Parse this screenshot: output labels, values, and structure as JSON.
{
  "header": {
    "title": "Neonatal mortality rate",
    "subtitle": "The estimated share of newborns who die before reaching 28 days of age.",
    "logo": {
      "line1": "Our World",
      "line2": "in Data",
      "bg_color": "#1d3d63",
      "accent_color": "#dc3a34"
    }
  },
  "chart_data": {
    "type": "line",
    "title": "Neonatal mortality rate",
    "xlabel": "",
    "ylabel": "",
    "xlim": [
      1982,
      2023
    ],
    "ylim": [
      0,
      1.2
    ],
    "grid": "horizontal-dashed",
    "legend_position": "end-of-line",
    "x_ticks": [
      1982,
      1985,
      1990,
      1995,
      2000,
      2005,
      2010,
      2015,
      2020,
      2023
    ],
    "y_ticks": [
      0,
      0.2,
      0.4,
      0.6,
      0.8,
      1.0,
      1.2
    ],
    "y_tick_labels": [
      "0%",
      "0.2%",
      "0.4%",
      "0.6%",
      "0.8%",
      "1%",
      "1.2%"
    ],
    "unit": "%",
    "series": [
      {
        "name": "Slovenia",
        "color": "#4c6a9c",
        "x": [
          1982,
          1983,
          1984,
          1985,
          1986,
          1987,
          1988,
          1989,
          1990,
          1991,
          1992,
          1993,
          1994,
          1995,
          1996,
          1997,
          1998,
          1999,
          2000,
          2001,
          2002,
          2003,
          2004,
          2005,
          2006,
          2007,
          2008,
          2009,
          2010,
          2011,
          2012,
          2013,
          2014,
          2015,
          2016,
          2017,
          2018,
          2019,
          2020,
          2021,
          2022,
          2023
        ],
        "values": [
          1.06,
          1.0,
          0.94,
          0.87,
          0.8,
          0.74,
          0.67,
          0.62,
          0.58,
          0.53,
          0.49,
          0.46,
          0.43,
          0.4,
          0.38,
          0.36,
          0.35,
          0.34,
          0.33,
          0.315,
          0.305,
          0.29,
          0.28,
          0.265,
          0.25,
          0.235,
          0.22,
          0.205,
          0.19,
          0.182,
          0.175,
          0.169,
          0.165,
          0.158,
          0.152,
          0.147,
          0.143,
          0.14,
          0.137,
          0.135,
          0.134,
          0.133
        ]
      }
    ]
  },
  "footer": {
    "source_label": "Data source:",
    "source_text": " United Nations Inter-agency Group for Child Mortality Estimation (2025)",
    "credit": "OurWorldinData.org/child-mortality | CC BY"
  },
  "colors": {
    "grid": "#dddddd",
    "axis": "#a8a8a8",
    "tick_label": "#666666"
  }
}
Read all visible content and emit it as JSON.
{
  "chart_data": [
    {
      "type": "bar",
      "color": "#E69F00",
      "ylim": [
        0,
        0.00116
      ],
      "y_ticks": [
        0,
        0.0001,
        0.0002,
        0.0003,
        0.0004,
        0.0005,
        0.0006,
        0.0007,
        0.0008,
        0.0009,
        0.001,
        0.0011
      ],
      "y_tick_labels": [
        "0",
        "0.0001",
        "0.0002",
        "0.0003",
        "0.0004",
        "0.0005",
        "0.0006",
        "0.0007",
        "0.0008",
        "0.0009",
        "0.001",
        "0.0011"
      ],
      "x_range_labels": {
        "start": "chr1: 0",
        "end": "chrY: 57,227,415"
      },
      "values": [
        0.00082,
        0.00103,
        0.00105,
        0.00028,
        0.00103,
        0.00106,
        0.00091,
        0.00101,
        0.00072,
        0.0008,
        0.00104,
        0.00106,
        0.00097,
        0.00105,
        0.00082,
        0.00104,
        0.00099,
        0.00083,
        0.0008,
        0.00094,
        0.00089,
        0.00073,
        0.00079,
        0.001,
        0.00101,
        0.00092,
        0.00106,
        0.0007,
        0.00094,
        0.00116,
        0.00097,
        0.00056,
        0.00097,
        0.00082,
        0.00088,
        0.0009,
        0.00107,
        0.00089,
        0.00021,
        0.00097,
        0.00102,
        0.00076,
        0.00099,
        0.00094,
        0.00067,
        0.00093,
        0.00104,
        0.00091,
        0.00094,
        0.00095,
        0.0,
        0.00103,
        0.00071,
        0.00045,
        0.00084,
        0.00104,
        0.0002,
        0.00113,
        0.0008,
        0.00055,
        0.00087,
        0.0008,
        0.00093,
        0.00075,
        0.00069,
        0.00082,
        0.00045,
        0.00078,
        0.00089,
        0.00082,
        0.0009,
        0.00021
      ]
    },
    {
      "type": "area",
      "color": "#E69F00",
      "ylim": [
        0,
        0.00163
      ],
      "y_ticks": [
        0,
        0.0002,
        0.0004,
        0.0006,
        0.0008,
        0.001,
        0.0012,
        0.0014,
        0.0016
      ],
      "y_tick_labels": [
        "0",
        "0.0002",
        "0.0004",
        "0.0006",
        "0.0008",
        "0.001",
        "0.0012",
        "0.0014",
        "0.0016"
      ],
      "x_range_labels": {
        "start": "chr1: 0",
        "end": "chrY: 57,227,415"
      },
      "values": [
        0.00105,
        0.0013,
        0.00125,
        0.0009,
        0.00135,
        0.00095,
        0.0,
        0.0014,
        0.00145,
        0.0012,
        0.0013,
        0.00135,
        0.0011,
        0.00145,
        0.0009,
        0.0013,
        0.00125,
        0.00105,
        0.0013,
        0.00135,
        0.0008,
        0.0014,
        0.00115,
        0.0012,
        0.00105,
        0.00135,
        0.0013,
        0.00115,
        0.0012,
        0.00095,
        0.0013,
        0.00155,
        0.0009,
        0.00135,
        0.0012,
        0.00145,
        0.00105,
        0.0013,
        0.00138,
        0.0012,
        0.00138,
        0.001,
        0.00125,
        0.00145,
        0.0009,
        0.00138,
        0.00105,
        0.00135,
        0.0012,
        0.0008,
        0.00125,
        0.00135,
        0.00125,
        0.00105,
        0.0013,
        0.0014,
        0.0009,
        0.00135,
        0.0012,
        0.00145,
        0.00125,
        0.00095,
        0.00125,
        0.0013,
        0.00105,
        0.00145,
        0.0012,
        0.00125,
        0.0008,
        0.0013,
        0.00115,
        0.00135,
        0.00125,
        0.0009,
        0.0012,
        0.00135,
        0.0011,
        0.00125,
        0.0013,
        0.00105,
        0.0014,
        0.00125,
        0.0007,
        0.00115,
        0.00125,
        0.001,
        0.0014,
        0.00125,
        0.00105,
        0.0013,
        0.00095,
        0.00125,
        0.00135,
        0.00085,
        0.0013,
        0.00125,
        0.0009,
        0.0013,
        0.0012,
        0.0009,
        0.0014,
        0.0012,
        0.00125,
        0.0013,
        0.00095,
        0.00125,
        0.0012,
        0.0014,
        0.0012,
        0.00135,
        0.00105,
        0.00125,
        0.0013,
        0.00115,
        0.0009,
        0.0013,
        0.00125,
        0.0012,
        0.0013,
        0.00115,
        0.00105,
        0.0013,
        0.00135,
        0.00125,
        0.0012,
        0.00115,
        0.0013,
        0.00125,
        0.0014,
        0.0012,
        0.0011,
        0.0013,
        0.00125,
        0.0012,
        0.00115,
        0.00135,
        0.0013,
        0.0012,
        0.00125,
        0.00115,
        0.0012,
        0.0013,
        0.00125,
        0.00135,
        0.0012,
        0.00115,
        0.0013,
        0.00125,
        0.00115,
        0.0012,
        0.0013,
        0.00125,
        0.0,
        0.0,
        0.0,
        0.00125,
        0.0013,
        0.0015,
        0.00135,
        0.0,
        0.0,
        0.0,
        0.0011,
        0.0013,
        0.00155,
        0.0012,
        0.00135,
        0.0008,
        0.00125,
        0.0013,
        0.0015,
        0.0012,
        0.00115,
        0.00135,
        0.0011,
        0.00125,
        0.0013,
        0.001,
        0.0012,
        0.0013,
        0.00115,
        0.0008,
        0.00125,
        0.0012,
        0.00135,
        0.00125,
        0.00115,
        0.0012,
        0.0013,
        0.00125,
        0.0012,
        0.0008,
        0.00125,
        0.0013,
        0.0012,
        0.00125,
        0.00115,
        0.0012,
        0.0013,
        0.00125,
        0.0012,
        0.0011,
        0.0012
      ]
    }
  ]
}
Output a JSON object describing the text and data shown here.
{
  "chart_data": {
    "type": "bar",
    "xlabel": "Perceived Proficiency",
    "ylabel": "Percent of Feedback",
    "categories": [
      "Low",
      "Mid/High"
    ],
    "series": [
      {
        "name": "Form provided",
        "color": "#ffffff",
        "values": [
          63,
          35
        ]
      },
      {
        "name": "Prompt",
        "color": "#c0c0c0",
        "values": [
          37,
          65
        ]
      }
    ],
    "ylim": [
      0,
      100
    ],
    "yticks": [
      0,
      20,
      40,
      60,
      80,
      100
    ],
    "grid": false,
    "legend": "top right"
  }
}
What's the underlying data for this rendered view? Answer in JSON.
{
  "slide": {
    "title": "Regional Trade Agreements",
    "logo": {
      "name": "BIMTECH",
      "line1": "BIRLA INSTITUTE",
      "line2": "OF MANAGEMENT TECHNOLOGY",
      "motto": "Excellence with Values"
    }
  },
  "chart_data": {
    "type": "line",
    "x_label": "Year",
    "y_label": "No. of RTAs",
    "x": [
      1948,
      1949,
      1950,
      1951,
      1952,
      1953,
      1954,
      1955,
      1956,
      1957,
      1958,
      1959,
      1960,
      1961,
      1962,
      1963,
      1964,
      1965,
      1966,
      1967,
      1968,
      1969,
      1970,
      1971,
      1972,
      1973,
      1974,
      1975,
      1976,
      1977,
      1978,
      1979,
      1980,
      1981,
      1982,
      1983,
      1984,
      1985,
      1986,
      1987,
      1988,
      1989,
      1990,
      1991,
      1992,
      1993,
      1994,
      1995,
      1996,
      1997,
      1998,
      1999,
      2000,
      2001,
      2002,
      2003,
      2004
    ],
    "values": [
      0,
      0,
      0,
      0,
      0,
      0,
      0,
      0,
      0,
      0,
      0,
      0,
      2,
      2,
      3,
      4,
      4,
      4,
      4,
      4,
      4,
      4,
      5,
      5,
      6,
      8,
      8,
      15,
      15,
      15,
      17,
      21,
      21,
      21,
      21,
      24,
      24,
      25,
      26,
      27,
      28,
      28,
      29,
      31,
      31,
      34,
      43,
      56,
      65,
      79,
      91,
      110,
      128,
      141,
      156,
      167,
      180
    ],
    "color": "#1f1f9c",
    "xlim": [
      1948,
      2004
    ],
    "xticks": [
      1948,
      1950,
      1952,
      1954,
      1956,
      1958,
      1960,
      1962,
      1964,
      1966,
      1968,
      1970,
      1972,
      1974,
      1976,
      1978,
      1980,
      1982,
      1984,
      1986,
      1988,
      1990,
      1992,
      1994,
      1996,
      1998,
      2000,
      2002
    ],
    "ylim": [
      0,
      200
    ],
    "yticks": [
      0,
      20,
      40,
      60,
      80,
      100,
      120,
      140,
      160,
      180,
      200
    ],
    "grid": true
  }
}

****

Check each line of the entries above for the word "grid". List the ones that have it.

» **Full answer**:
    "grid": "horizontal-dashed",
    "grid": "#dddddd",
    "grid": false,
    "grid": true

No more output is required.